(STORED RECORDS):
------------------------------------------------------------

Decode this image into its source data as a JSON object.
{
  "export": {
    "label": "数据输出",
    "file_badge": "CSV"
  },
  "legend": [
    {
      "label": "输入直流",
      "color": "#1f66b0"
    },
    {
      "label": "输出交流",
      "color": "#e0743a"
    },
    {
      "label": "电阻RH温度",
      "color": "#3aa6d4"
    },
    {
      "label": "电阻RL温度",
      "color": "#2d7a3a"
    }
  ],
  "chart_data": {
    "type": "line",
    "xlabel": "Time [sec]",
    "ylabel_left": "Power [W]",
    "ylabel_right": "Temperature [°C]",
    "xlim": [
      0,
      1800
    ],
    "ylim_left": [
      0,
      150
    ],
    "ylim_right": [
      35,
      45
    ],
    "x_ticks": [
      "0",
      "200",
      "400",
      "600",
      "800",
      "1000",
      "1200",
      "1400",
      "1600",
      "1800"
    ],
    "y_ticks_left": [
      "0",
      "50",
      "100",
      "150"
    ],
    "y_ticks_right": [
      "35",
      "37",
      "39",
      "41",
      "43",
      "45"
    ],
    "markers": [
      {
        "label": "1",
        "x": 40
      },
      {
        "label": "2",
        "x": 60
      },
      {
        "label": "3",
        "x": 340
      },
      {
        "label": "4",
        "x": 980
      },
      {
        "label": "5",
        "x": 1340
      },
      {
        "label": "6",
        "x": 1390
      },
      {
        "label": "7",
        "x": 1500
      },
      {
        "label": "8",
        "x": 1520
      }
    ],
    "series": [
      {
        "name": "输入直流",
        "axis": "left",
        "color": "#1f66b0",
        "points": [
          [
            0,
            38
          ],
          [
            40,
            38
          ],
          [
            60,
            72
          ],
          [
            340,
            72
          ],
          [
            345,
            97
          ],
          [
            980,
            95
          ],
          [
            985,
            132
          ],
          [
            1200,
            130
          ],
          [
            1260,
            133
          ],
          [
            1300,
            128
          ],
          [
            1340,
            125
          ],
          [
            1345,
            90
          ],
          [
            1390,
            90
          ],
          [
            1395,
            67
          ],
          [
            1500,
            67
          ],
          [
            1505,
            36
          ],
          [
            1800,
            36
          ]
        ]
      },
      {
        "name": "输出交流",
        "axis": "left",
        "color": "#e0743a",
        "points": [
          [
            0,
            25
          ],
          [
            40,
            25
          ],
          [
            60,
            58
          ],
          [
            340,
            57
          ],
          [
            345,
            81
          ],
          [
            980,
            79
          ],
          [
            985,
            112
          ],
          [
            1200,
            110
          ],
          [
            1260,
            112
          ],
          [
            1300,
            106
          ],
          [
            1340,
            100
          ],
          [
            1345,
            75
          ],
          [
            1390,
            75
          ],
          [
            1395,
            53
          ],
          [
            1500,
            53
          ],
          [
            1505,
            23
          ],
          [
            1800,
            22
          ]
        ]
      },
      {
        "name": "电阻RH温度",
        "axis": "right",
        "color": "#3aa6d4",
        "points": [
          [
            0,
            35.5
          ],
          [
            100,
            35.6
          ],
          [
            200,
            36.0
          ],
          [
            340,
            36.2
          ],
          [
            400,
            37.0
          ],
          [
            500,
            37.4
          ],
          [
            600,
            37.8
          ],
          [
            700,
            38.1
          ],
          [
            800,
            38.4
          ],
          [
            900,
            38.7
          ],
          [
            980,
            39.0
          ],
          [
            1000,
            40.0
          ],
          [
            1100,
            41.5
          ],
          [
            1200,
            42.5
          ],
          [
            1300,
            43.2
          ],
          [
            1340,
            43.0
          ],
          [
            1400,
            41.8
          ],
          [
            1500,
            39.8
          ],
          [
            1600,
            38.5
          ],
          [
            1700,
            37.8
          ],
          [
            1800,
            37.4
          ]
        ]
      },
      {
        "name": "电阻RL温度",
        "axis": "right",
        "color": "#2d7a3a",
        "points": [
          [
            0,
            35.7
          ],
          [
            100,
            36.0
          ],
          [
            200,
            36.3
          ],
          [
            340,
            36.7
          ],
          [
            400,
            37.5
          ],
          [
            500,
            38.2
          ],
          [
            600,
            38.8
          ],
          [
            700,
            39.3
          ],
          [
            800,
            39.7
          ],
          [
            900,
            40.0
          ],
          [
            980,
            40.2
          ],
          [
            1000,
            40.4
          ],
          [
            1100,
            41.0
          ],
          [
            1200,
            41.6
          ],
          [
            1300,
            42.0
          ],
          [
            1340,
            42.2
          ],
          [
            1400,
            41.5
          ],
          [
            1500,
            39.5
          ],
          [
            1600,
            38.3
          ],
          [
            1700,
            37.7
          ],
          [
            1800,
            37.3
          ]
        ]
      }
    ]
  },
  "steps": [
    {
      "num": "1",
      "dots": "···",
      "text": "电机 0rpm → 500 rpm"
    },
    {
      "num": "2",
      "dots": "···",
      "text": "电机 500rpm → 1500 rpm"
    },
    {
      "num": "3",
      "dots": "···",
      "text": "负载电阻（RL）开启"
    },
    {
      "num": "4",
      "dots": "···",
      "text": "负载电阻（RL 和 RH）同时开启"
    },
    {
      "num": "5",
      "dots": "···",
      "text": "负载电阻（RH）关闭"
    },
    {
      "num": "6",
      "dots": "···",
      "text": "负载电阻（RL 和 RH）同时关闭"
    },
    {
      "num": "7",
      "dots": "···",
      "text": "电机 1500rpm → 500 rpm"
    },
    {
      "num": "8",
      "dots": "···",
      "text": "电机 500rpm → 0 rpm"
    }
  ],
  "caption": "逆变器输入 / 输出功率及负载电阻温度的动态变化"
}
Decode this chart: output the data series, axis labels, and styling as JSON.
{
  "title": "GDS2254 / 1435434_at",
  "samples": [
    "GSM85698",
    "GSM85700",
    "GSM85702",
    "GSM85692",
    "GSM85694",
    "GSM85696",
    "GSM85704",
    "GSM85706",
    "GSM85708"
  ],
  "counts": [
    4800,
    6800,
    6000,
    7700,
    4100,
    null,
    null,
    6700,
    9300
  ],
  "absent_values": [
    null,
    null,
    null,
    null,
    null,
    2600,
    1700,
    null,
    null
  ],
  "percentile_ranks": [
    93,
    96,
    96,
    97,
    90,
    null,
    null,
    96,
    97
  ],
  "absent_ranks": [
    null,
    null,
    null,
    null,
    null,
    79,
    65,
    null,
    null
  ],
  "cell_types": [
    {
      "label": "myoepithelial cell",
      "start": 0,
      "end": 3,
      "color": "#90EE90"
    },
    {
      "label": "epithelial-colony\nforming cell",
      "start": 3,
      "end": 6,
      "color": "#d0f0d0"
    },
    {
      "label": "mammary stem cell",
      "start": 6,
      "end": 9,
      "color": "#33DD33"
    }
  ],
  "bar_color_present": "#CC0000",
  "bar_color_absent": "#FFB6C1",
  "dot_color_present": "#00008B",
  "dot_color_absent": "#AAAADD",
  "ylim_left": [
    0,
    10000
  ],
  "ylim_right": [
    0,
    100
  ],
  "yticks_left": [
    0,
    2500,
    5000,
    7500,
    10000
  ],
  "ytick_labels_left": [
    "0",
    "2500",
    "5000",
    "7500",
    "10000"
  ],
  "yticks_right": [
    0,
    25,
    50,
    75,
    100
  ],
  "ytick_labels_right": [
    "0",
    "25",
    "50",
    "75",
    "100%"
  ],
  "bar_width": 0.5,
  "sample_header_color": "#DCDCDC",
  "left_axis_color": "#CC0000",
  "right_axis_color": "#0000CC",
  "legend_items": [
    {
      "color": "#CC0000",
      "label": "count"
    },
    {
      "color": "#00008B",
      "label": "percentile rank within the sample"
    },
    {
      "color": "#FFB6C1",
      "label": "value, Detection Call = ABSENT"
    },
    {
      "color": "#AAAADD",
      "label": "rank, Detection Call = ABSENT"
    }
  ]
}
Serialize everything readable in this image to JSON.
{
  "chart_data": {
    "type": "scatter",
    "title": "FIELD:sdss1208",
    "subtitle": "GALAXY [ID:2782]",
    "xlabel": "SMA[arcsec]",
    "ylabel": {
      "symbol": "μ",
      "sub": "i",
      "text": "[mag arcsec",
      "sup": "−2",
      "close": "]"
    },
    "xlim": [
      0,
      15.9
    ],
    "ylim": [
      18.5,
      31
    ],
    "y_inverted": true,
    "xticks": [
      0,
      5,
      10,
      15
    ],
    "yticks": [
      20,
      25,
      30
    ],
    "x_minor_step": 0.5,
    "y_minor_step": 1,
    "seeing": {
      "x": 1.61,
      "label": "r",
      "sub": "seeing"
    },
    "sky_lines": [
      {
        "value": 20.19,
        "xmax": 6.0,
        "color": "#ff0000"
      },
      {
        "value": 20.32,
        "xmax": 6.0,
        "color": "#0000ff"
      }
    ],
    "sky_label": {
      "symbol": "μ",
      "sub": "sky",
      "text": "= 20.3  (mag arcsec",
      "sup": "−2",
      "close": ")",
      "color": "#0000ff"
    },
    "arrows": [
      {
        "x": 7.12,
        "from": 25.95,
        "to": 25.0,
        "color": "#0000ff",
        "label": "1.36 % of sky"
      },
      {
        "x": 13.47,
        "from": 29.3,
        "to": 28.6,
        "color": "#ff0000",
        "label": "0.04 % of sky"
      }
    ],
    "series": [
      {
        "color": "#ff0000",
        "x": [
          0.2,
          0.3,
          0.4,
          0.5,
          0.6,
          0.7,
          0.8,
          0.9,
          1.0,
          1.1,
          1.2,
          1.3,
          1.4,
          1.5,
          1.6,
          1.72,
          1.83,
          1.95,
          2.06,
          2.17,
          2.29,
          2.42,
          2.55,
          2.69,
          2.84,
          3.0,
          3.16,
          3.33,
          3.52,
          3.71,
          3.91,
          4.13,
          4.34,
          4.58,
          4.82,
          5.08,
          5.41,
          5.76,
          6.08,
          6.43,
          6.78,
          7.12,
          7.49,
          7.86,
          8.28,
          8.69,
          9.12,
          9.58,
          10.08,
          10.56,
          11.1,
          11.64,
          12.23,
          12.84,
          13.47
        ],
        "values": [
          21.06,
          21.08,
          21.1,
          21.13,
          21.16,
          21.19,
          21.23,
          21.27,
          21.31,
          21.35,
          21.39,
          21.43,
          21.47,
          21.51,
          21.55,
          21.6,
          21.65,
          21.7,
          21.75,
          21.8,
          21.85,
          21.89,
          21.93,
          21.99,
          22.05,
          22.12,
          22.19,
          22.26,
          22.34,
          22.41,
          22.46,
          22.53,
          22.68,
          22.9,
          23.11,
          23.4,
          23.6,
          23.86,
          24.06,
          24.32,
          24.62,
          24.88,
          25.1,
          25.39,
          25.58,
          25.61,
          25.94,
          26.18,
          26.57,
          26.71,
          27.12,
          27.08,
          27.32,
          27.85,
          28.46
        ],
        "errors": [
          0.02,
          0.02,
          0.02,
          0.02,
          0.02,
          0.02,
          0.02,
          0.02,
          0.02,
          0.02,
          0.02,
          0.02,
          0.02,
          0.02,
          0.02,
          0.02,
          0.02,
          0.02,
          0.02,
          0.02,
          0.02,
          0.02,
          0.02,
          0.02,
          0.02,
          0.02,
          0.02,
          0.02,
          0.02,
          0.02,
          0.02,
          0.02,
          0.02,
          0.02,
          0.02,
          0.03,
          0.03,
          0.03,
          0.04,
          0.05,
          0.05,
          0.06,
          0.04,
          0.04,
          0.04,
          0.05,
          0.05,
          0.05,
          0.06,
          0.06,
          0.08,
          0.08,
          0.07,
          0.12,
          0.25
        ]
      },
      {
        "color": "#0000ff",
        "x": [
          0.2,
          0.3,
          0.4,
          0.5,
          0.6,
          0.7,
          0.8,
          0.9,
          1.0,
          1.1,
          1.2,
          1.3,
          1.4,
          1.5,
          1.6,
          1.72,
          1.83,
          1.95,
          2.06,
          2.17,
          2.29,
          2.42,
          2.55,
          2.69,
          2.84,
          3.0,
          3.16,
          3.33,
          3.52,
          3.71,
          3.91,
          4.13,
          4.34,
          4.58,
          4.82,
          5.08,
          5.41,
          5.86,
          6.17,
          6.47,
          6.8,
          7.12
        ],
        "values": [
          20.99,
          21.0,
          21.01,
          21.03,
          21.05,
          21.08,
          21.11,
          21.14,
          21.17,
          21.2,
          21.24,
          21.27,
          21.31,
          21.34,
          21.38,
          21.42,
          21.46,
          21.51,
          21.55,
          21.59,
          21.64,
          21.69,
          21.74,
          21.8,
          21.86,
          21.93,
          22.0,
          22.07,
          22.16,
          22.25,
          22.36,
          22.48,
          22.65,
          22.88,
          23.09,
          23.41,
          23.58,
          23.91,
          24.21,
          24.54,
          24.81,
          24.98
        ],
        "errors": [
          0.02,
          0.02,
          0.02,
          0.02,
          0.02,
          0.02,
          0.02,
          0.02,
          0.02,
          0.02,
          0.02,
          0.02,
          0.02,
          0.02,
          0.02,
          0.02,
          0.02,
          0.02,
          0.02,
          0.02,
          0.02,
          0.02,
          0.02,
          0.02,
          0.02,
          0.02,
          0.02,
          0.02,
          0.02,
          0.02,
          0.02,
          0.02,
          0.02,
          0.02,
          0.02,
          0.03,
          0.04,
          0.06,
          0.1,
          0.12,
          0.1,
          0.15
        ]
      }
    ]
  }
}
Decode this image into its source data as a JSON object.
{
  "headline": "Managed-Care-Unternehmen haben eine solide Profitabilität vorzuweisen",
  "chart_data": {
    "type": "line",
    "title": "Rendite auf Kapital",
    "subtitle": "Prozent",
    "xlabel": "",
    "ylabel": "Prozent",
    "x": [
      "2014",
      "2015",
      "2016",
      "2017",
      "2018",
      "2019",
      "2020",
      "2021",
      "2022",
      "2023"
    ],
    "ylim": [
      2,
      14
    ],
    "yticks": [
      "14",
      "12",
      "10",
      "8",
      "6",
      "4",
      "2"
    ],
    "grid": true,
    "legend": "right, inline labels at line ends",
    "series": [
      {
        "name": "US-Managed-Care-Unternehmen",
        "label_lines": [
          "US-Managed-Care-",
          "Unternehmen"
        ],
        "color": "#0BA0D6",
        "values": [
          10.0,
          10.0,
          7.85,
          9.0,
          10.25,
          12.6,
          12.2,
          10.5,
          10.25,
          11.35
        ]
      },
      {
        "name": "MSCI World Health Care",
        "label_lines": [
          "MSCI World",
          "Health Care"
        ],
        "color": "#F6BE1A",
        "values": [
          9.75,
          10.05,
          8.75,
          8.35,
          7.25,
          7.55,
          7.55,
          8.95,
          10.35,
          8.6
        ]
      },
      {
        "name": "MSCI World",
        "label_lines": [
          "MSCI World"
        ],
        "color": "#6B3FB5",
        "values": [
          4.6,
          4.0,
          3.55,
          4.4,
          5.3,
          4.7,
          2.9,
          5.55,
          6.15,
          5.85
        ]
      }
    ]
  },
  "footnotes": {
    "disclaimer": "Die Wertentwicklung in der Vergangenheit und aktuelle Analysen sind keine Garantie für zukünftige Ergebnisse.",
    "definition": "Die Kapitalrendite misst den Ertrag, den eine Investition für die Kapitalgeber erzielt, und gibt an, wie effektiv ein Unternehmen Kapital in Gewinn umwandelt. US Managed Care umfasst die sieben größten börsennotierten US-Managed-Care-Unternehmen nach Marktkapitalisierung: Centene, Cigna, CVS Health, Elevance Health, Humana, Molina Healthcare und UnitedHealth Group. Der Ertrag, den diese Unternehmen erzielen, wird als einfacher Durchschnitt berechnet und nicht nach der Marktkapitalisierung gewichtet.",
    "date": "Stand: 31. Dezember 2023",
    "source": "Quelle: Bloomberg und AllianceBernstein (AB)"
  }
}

------------------------------------------------------------

(WHAT TO PRODUCE): Every line above that contains the word "AAAADD" should be reported.

(RESULT OF THIS EXERCISE):
  "dot_color_absent": "#AAAADD",
      "color": "#AAAADD",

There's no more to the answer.